----- Input data -----

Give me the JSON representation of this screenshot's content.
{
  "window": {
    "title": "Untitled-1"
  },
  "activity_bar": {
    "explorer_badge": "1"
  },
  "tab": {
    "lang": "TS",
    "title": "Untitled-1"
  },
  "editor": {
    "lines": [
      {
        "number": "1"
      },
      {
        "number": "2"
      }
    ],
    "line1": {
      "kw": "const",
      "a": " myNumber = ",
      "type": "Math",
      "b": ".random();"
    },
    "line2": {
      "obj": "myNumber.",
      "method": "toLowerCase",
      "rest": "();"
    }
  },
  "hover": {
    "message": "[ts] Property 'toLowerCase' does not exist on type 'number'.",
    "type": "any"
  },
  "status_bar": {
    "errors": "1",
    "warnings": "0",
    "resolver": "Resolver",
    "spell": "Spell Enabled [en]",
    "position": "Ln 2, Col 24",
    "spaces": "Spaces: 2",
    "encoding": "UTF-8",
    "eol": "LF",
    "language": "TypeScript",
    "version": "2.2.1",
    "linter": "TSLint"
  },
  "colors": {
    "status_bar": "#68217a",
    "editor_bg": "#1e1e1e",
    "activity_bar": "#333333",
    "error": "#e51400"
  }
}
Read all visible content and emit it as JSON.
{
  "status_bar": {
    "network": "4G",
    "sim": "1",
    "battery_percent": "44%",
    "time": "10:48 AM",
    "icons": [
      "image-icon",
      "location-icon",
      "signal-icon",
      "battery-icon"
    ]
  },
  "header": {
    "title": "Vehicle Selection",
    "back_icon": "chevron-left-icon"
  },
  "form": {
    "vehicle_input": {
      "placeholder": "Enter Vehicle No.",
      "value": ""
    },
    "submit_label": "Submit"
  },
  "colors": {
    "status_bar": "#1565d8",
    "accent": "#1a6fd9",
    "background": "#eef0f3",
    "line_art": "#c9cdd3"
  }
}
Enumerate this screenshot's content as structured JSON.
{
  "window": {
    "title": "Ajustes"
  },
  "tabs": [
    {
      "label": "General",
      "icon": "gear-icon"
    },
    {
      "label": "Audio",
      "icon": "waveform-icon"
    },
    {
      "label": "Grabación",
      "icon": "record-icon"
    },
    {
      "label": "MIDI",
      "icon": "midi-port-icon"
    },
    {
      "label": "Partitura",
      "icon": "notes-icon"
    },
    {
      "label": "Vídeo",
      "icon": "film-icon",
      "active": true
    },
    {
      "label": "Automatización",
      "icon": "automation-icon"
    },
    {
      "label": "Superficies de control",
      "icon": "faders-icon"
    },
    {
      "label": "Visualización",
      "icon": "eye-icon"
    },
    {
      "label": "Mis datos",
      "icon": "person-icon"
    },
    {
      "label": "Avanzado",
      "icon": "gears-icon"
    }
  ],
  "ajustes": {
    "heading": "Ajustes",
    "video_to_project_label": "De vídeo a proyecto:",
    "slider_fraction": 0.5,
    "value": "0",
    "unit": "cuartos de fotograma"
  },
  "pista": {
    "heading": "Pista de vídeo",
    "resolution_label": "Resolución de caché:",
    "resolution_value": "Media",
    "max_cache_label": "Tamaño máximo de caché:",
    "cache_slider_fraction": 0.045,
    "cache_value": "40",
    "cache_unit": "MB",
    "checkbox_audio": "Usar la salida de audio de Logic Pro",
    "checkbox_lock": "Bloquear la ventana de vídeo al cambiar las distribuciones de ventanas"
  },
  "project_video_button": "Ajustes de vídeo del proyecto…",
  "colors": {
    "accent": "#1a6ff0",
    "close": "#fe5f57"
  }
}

-----

Only lines with the word "screenshot" are wanted, so copy each one from the records.

● **Exercise response**:
Give me the JSON representation of this screenshot's content.
Enumerate this screenshot's content as structured JSON.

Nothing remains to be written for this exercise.